Records from a collection of figures
▼

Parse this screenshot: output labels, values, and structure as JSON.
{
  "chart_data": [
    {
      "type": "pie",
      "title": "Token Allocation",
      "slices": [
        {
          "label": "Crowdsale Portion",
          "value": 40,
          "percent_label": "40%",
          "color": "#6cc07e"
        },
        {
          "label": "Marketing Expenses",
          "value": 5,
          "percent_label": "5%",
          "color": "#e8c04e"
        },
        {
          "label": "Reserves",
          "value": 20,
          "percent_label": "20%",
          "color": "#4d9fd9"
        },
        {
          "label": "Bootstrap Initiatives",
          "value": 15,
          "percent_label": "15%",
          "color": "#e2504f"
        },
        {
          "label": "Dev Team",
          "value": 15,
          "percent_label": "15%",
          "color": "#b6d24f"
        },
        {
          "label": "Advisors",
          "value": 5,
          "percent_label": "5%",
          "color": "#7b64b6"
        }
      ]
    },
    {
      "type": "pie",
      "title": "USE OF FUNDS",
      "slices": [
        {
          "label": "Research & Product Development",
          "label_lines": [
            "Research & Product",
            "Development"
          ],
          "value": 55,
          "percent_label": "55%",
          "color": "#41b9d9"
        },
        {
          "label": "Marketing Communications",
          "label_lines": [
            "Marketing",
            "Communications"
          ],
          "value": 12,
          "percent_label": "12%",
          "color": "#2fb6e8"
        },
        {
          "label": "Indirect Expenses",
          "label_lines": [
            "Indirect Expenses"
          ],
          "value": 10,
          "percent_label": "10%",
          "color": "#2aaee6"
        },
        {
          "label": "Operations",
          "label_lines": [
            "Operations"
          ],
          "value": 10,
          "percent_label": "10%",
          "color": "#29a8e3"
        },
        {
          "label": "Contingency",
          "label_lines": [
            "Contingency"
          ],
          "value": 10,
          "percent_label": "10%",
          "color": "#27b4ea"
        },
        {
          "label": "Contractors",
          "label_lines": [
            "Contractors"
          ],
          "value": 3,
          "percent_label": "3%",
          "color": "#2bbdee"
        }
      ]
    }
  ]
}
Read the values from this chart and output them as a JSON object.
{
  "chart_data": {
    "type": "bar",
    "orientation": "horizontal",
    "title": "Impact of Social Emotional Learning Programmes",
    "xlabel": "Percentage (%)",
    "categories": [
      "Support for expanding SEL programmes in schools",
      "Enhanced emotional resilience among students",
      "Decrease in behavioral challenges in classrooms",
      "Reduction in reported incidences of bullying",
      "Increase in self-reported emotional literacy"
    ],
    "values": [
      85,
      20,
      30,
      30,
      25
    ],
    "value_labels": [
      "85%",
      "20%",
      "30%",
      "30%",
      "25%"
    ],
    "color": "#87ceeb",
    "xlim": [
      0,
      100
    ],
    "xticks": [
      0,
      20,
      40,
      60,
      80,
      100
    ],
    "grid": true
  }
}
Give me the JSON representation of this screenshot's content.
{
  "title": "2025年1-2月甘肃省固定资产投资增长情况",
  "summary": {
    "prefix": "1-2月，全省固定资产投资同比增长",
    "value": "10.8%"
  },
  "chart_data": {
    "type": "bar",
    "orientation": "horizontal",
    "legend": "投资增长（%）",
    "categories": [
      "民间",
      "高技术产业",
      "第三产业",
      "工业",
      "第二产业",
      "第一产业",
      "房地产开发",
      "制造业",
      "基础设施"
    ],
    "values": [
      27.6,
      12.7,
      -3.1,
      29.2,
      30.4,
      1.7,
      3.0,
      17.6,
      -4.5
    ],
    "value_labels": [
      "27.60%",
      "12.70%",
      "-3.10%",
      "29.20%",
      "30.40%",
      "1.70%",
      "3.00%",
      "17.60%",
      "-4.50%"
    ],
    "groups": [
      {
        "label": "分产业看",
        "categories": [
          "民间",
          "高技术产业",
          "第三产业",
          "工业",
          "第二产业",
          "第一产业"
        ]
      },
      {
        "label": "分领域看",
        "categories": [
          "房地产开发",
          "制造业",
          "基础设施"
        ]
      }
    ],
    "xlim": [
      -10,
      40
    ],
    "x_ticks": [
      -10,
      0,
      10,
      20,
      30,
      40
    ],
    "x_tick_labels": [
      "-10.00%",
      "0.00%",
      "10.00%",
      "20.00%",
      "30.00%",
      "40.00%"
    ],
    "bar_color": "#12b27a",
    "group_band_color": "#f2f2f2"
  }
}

▲

WRITTEN EXERCISE
Repeat the lines above exactly.

WRITTEN ANSWER
Parse this screenshot: output labels, values, and structure as JSON.
{
  "chart_data": [
    {
      "type": "pie",
      "title": "Token Allocation",
      "slices": [
        {
          "label": "Crowdsale Portion",
          "value": 40,
          "percent_label": "40%",
          "color": "#6cc07e"
        },
        {
          "label": "Marketing Expenses",
          "value": 5,
          "percent_label": "5%",
          "color": "#e8c04e"
        },
        {
          "label": "Reserves",
          "value": 20,
          "percent_label": "20%",
          "color": "#4d9fd9"
        },
        {
          "label": "Bootstrap Initiatives",
          "value": 15,
          "percent_label": "15%",
          "color": "#e2504f"
        },
        {
          "label": "Dev Team",
          "value": 15,
          "percent_label": "15%",
          "color": "#b6d24f"
        },
        {
          "label": "Advisors",
          "value": 5,
          "percent_label": "5%",
          "color": "#7b64b6"
        }
      ]
    },
    {
      "type": "pie",
      "title": "USE OF FUNDS",
      "slices": [
        {
          "label": "Research & Product Development",
          "label_lines": [
            "Research & Product",
            "Development"
          ],
          "value": 55,
          "percent_label": "55%",
          "color": "#41b9d9"
        },
        {
          "label": "Marketing Communications",
          "label_lines": [
            "Marketing",
            "Communications"
          ],
          "value": 12,
          "percent_label": "12%",
          "color": "#2fb6e8"
        },
        {
          "label": "Indirect Expenses",
          "label_lines": [
            "Indirect Expenses"
          ],
          "value": 10,
          "percent_label": "10%",
          "color": "#2aaee6"
        },
        {
          "label": "Operations",
          "label_lines": [
            "Operations"
          ],
          "value": 10,
          "percent_label": "10%",
          "color": "#29a8e3"
        },
        {
          "label": "Contingency",
          "label_lines": [
            "Contingency"
          ],
          "value": 10,
          "percent_label": "10%",
          "color": "#27b4ea"
        },
        {
          "label": "Contractors",
          "label_lines": [
            "Contractors"
          ],
          "value": 3,
          "percent_label": "3%",
          "color": "#2bbdee"
        }
      ]
    }
  ]
}
Read the values from this chart and output them as a JSON object.
{
  "chart_data": {
    "type": "bar",
    "orientation": "horizontal",
    "title": "Impact of Social Emotional Learning Programmes",
    "xlabel": "Percentage (%)",
    "categories": [
      "Support for expanding SEL programmes in schools",
      "Enhanced emotional resilience among students",
      "Decrease in behavioral challenges in classrooms",
      "Reduction in reported incidences of bullying",
      "Increase in self-reported emotional literacy"
    ],
    "values": [
      85,
      20,
      30,
      30,
      25
    ],
    "value_labels": [
      "85%",
      "20%",
      "30%",
      "30%",
      "25%"
    ],
    "color": "#87ceeb",
    "xlim": [
      0,
      100
    ],
    "xticks": [
      0,
      20,
      40,
      60,
      80,
      100
    ],
    "grid": true
  }
}
Give me the JSON representation of this screenshot's content.
{
  "title": "2025年1-2月甘肃省固定资产投资增长情况",
  "summary": {
    "prefix": "1-2月，全省固定资产投资同比增长",
    "value": "10.8%"
  },
  "chart_data": {
    "type": "bar",
    "orientation": "horizontal",
    "legend": "投资增长（%）",
    "categories": [
      "民间",
      "高技术产业",
      "第三产业",
      "工业",
      "第二产业",
      "第一产业",
      "房地产开发",
      "制造业",
      "基础设施"
    ],
    "values": [
      27.6,
      12.7,
      -3.1,
      29.2,
      30.4,
      1.7,
      3.0,
      17.6,
      -4.5
    ],
    "value_labels": [
      "27.60%",
      "12.70%",
      "-3.10%",
      "29.20%",
      "30.40%",
      "1.70%",
      "3.00%",
      "17.60%",
      "-4.50%"
    ],
    "groups": [
      {
        "label": "分产业看",
        "categories": [
          "民间",
          "高技术产业",
          "第三产业",
          "工业",
          "第二产业",
          "第一产业"
        ]
      },
      {
        "label": "分领域看",
        "categories": [
          "房地产开发",
          "制造业",
          "基础设施"
        ]
      }
    ],
    "xlim": [
      -10,
      40
    ],
    "x_ticks": [
      -10,
      0,
      10,
      20,
      30,
      40
    ],
    "x_tick_labels": [
      "-10.00%",
      "0.00%",
      "10.00%",
      "20.00%",
      "30.00%",
      "40.00%"
    ],
    "bar_color": "#12b27a",
    "group_band_color": "#f2f2f2"
  }
}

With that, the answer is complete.